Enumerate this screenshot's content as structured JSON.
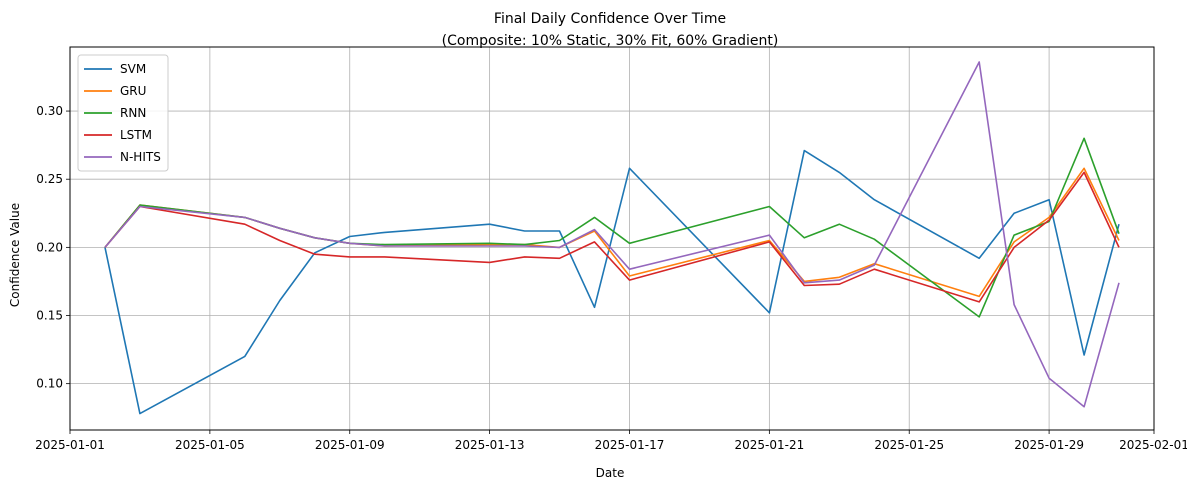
{
  "chart_data": {
    "type": "line",
    "title": "Final Daily Confidence Over Time",
    "subtitle": "(Composite: 10% Static, 30% Fit, 60% Gradient)",
    "xlabel": "Date",
    "ylabel": "Confidence Value",
    "x_ticks": [
      "2025-01-01",
      "2025-01-05",
      "2025-01-09",
      "2025-01-13",
      "2025-01-17",
      "2025-01-21",
      "2025-01-25",
      "2025-01-29",
      "2025-02-01"
    ],
    "y_ticks": [
      "0.10",
      "0.15",
      "0.20",
      "0.25",
      "0.30"
    ],
    "xlim": [
      "2025-01-01",
      "2025-02-01"
    ],
    "ylim": [
      0.066,
      0.347
    ],
    "grid": true,
    "legend_position": "top-left",
    "x": [
      "2025-01-02",
      "2025-01-03",
      "2025-01-06",
      "2025-01-07",
      "2025-01-08",
      "2025-01-09",
      "2025-01-10",
      "2025-01-13",
      "2025-01-14",
      "2025-01-15",
      "2025-01-16",
      "2025-01-17",
      "2025-01-21",
      "2025-01-22",
      "2025-01-23",
      "2025-01-24",
      "2025-01-27",
      "2025-01-28",
      "2025-01-29",
      "2025-01-30",
      "2025-01-31"
    ],
    "series": [
      {
        "name": "SVM",
        "color": "#1f77b4",
        "values": [
          0.2,
          0.078,
          0.12,
          0.161,
          0.196,
          0.208,
          0.211,
          0.217,
          0.212,
          0.212,
          0.156,
          0.258,
          0.152,
          0.271,
          0.255,
          0.235,
          0.192,
          0.225,
          0.235,
          0.121,
          0.217
        ]
      },
      {
        "name": "GRU",
        "color": "#ff7f0e",
        "values": [
          0.2,
          0.231,
          0.222,
          0.214,
          0.207,
          0.203,
          0.201,
          0.202,
          0.202,
          0.2,
          0.212,
          0.179,
          0.205,
          0.175,
          0.178,
          0.188,
          0.164,
          0.204,
          0.222,
          0.258,
          0.205
        ]
      },
      {
        "name": "RNN",
        "color": "#2ca02c",
        "values": [
          0.2,
          0.231,
          0.222,
          0.214,
          0.207,
          0.203,
          0.202,
          0.203,
          0.202,
          0.205,
          0.222,
          0.203,
          0.23,
          0.207,
          0.217,
          0.206,
          0.149,
          0.209,
          0.219,
          0.28,
          0.21
        ]
      },
      {
        "name": "LSTM",
        "color": "#d62728",
        "values": [
          0.2,
          0.23,
          0.217,
          0.205,
          0.195,
          0.193,
          0.193,
          0.189,
          0.193,
          0.192,
          0.204,
          0.176,
          0.204,
          0.172,
          0.173,
          0.184,
          0.16,
          0.2,
          0.22,
          0.255,
          0.2
        ]
      },
      {
        "name": "N-HITS",
        "color": "#9467bd",
        "values": [
          0.2,
          0.23,
          0.222,
          0.214,
          0.207,
          0.203,
          0.201,
          0.201,
          0.201,
          0.2,
          0.213,
          0.184,
          0.209,
          0.174,
          0.176,
          0.187,
          0.336,
          0.158,
          0.104,
          0.083,
          0.174
        ]
      }
    ]
  }
}
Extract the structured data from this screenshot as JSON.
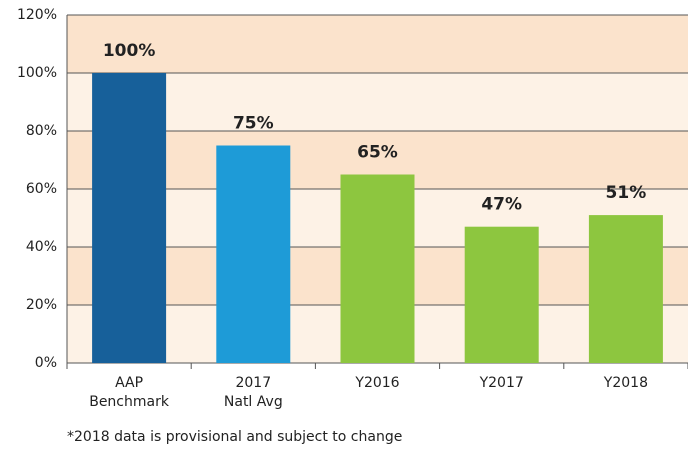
{
  "chart_data": {
    "type": "bar",
    "categories": [
      "AAP Benchmark",
      "2017 Natl Avg",
      "Y2016",
      "Y2017",
      "Y2018"
    ],
    "values": [
      100,
      75,
      65,
      47,
      51
    ],
    "value_labels": [
      "100%",
      "75%",
      "65%",
      "47%",
      "51%"
    ],
    "colors": [
      "#17609a",
      "#1e9bd7",
      "#8dc63f",
      "#8dc63f",
      "#8dc63f"
    ],
    "band_colors": [
      "#fdf2e6",
      "#fbe3cc"
    ],
    "ylim": [
      0,
      120
    ],
    "yticks": [
      {
        "value": 0,
        "label": "0%"
      },
      {
        "value": 20,
        "label": "20%"
      },
      {
        "value": 40,
        "label": "40%"
      },
      {
        "value": 60,
        "label": "60%"
      },
      {
        "value": 80,
        "label": "80%"
      },
      {
        "value": 100,
        "label": "100%"
      },
      {
        "value": 120,
        "label": "120%"
      }
    ],
    "grid": true,
    "footnote": "*2018 data is provisional and subject to change"
  }
}
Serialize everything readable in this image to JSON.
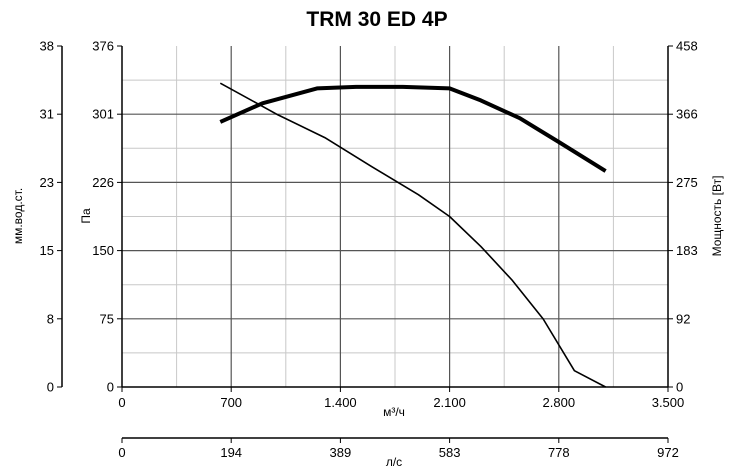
{
  "chart_data": {
    "type": "line",
    "title": "TRM 30 ED 4P",
    "xlabel": "м³/ч",
    "xlabel2": "л/с",
    "ylabel_left_outer": "мм.вод.ст.",
    "ylabel_left_inner": "Па",
    "ylabel_right": "Мощность [Вт]",
    "xlim": [
      0,
      3500
    ],
    "ylim": [
      0,
      376
    ],
    "power_lim": [
      0,
      458
    ],
    "x_ticks": [
      "0",
      "700",
      "1.400",
      "2.100",
      "2.800",
      "3.500"
    ],
    "x2_ticks": [
      "0",
      "194",
      "389",
      "583",
      "778",
      "972"
    ],
    "y_pa_ticks": [
      "0",
      "75",
      "150",
      "226",
      "301",
      "376"
    ],
    "y_mm_ticks": [
      "0",
      "8",
      "15",
      "23",
      "31",
      "38"
    ],
    "y_power_ticks": [
      "0",
      "92",
      "183",
      "275",
      "366",
      "458"
    ],
    "grid": true,
    "series": [
      {
        "axis": "pressure",
        "x": [
          630,
          1000,
          1300,
          1600,
          1900,
          2100,
          2300,
          2500,
          2700,
          2900,
          3100
        ],
        "values": [
          335,
          300,
          275,
          243,
          212,
          188,
          155,
          118,
          75,
          18,
          0
        ]
      },
      {
        "axis": "power",
        "x": [
          630,
          900,
          1250,
          1500,
          1800,
          2100,
          2300,
          2550,
          2800,
          3100
        ],
        "values": [
          356,
          381,
          401,
          403,
          403,
          401,
          385,
          361,
          329,
          290
        ]
      }
    ]
  }
}
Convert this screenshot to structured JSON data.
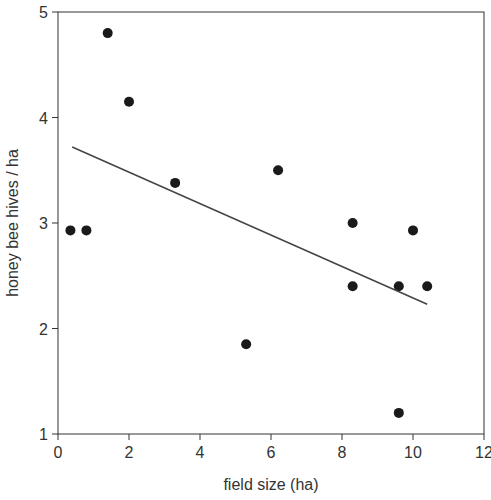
{
  "chart_data": {
    "type": "scatter",
    "x_label": "field size (ha)",
    "y_label": "honey bee hives / ha",
    "xlim": [
      0,
      12
    ],
    "xticks": [
      0,
      2,
      4,
      6,
      8,
      10,
      12
    ],
    "ylim": [
      1,
      5
    ],
    "yticks": [
      1,
      2,
      3,
      4,
      5
    ],
    "series": [
      {
        "type": "scatter",
        "color": "#1a1a1a",
        "marker": "circle",
        "x": [
          0.35,
          0.8,
          1.4,
          2.0,
          3.3,
          5.3,
          6.2,
          8.3,
          8.3,
          9.6,
          9.6,
          10.0,
          10.4
        ],
        "values": [
          2.93,
          2.93,
          4.8,
          4.15,
          3.38,
          1.85,
          3.5,
          3.0,
          2.4,
          2.4,
          1.2,
          2.93,
          2.4
        ]
      },
      {
        "type": "line",
        "color": "#444444",
        "line_style": "solid",
        "x": [
          0.4,
          10.4
        ],
        "values": [
          3.72,
          2.23
        ]
      }
    ]
  }
}
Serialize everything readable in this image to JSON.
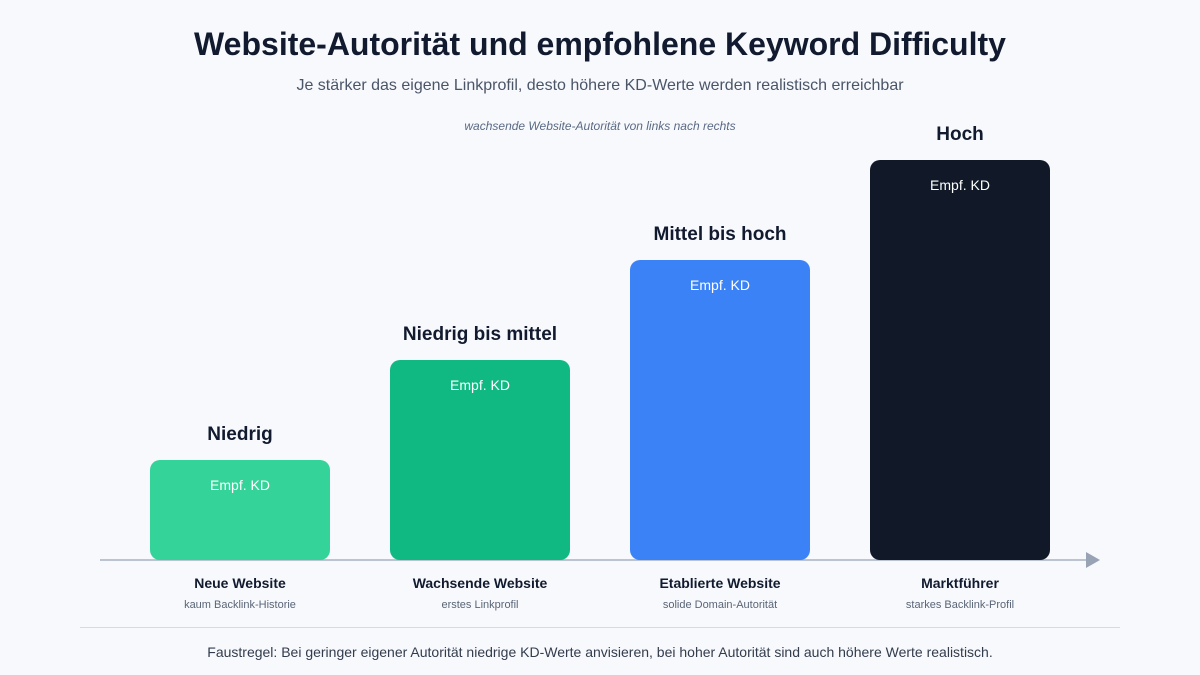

-----

## Job
Quote every line word for word and keep the images out of the copy.

## Exercise output
Enumerate this screenshot's content as structured JSON.
{
  "chart_data": {
    "type": "line",
    "title": "Final Daily Confidence Over Time",
    "subtitle": "(Composite: 10% Static, 30% Fit, 60% Gradient)",
    "xlabel": "Date",
    "ylabel": "Confidence Value",
    "x_ticks": [
      "2025-01-01",
      "2025-01-05",
      "2025-01-09",
      "2025-01-13",
      "2025-01-17",
      "2025-01-21",
      "2025-01-25",
      "2025-01-29",
      "2025-02-01"
    ],
    "y_ticks": [
      "0.10",
      "0.15",
      "0.20",
      "0.25",
      "0.30"
    ],
    "xlim": [
      "2025-01-01",
      "2025-02-01"
    ],
    "ylim": [
      0.066,
      0.347
    ],
    "grid": true,
    "legend_position": "top-left",
    "x": [
      "2025-01-02",
      "2025-01-03",
      "2025-01-06",
      "2025-01-07",
      "2025-01-08",
      "2025-01-09",
      "2025-01-10",
      "2025-01-13",
      "2025-01-14",
      "2025-01-15",
      "2025-01-16",
      "2025-01-17",
      "2025-01-21",
      "2025-01-22",
      "2025-01-23",
      "2025-01-24",
      "2025-01-27",
      "2025-01-28",
      "2025-01-29",
      "2025-01-30",
      "2025-01-31"
    ],
    "series": [
      {
        "name": "SVM",
        "color": "#1f77b4",
        "values": [
          0.2,
          0.078,
          0.12,
          0.161,
          0.196,
          0.208,
          0.211,
          0.217,
          0.212,
          0.212,
          0.156,
          0.258,
          0.152,
          0.271,
          0.255,
          0.235,
          0.192,
          0.225,
          0.235,
          0.121,
          0.217
        ]
      },
      {
        "name": "GRU",
        "color": "#ff7f0e",
        "values": [
          0.2,
          0.231,
          0.222,
          0.214,
          0.207,
          0.203,
          0.201,
          0.202,
          0.202,
          0.2,
          0.212,
          0.179,
          0.205,
          0.175,
          0.178,
          0.188,
          0.164,
          0.204,
          0.222,
          0.258,
          0.205
        ]
      },
      {
        "name": "RNN",
        "color": "#2ca02c",
        "values": [
          0.2,
          0.231,
          0.222,
          0.214,
          0.207,
          0.203,
          0.202,
          0.203,
          0.202,
          0.205,
          0.222,
          0.203,
          0.23,
          0.207,
          0.217,
          0.206,
          0.149,
          0.209,
          0.219,
          0.28,
          0.21
        ]
      },
      {
        "name": "LSTM",
        "color": "#d62728",
        "values": [
          0.2,
          0.23,
          0.217,
          0.205,
          0.195,
          0.193,
          0.193,
          0.189,
          0.193,
          0.192,
          0.204,
          0.176,
          0.204,
          0.172,
          0.173,
          0.184,
          0.16,
          0.2,
          0.22,
          0.255,
          0.2
        ]
      },
      {
        "name": "N-HITS",
        "color": "#9467bd",
        "values": [
          0.2,
          0.23,
          0.222,
          0.214,
          0.207,
          0.203,
          0.201,
          0.201,
          0.201,
          0.2,
          0.213,
          0.184,
          0.209,
          0.174,
          0.176,
          0.187,
          0.336,
          0.158,
          0.104,
          0.083,
          0.174
        ]
      }
    ]
  }
}
Extract the structured data from this screenshot as JSON.
{
  "chart_data": {
    "type": "bar",
    "categories": [
      "AAP Benchmark",
      "2017 Natl Avg",
      "Y2016",
      "Y2017",
      "Y2018"
    ],
    "values": [
      100,
      75,
      65,
      47,
      51
    ],
    "value_labels": [
      "100%",
      "75%",
      "65%",
      "47%",
      "51%"
    ],
    "colors": [
      "#17609a",
      "#1e9bd7",
      "#8dc63f",
      "#8dc63f",
      "#8dc63f"
    ],
    "band_colors": [
      "#fdf2e6",
      "#fbe3cc"
    ],
    "ylim": [
      0,
      120
    ],
    "yticks": [
      {
        "value": 0,
        "label": "0%"
      },
      {
        "value": 20,
        "label": "20%"
      },
      {
        "value": 40,
        "label": "40%"
      },
      {
        "value": 60,
        "label": "60%"
      },
      {
        "value": 80,
        "label": "80%"
      },
      {
        "value": 100,
        "label": "100%"
      },
      {
        "value": 120,
        "label": "120%"
      }
    ],
    "grid": true,
    "footnote": "*2018 data is provisional and subject to change"
  }
}
Serialize everything readable in this image to JSON.
{
  "chart_data": {
    "type": "line",
    "title": "TRM 30 ED 4P",
    "xlabel": "м³/ч",
    "xlabel2": "л/с",
    "ylabel_left_outer": "мм.вод.ст.",
    "ylabel_left_inner": "Па",
    "ylabel_right": "Мощность [Вт]",
    "xlim": [
      0,
      3500
    ],
    "ylim": [
      0,
      376
    ],
    "power_lim": [
      0,
      458
    ],
    "x_ticks": [
      "0",
      "700",
      "1.400",
      "2.100",
      "2.800",
      "3.500"
    ],
    "x2_ticks": [
      "0",
      "194",
      "389",
      "583",
      "778",
      "972"
    ],
    "y_pa_ticks": [
      "0",
      "75",
      "150",
      "226",
      "301",
      "376"
    ],
    "y_mm_ticks": [
      "0",
      "8",
      "15",
      "23",
      "31",
      "38"
    ],
    "y_power_ticks": [
      "0",
      "92",
      "183",
      "275",
      "366",
      "458"
    ],
    "grid": true,
    "series": [
      {
        "axis": "pressure",
        "x": [
          630,
          1000,
          1300,
          1600,
          1900,
          2100,
          2300,
          2500,
          2700,
          2900,
          3100
        ],
        "values": [
          335,
          300,
          275,
          243,
          212,
          188,
          155,
          118,
          75,
          18,
          0
        ]
      },
      {
        "axis": "power",
        "x": [
          630,
          900,
          1250,
          1500,
          1800,
          2100,
          2300,
          2550,
          2800,
          3100
        ],
        "values": [
          356,
          381,
          401,
          403,
          403,
          401,
          385,
          361,
          329,
          290
        ]
      }
    ]
  }
}
Convert this screenshot to structured JSON data.
{
  "chart_data": {
    "type": "scatter",
    "x_label": "field size (ha)",
    "y_label": "honey bee hives / ha",
    "xlim": [
      0,
      12
    ],
    "xticks": [
      0,
      2,
      4,
      6,
      8,
      10,
      12
    ],
    "ylim": [
      1,
      5
    ],
    "yticks": [
      1,
      2,
      3,
      4,
      5
    ],
    "series": [
      {
        "type": "scatter",
        "color": "#1a1a1a",
        "marker": "circle",
        "x": [
          0.35,
          0.8,
          1.4,
          2.0,
          3.3,
          5.3,
          6.2,
          8.3,
          8.3,
          9.6,
          9.6,
          10.0,
          10.4
        ],
        "values": [
          2.93,
          2.93,
          4.8,
          4.15,
          3.38,
          1.85,
          3.5,
          3.0,
          2.4,
          2.4,
          1.2,
          2.93,
          2.4
        ]
      },
      {
        "type": "line",
        "color": "#444444",
        "line_style": "solid",
        "x": [
          0.4,
          10.4
        ],
        "values": [
          3.72,
          2.23
        ]
      }
    ]
  }
}
Serialize everything readable in this image to JSON.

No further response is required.